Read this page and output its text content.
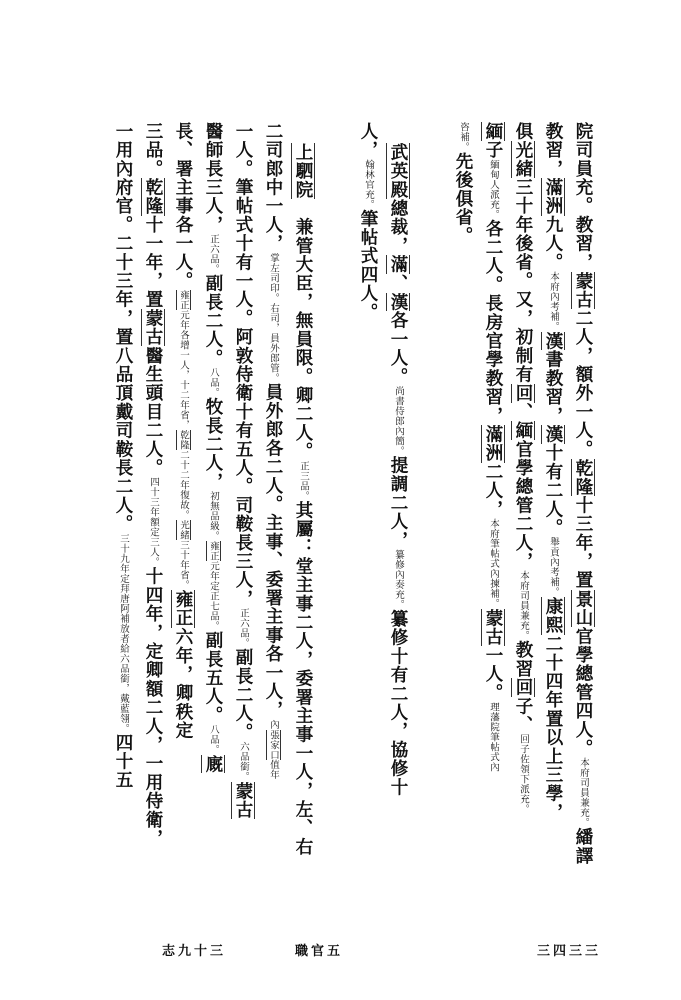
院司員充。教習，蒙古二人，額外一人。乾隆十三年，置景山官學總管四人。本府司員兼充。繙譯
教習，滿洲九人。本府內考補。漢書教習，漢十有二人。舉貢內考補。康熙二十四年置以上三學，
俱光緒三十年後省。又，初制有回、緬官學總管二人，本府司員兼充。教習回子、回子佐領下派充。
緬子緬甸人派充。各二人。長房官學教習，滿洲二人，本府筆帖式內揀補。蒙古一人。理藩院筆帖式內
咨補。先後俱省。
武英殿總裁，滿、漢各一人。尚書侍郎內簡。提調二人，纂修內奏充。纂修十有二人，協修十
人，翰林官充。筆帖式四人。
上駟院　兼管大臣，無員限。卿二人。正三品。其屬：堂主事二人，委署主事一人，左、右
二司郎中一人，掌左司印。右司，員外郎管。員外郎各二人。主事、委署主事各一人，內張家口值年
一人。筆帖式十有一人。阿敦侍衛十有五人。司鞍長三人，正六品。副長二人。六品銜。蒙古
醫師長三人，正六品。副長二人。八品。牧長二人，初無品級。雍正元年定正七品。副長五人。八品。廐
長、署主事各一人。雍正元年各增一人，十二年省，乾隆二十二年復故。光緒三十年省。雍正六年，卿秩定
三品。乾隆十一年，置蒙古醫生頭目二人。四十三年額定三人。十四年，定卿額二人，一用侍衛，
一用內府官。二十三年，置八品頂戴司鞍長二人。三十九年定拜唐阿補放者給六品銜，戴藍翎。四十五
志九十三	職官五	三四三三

· · · · ·

THE TASK:
Search the records for the string "本府司員兼充" and return every line in which it occurs.

WRITTEN REPLY:
院司員充。教習，蒙古二人，額外一人。乾隆十三年，置景山官學總管四人。本府司員兼充。繙譯
俱光緒三十年後省。又，初制有回、緬官學總管二人，本府司員兼充。教習回子、回子佐領下派充。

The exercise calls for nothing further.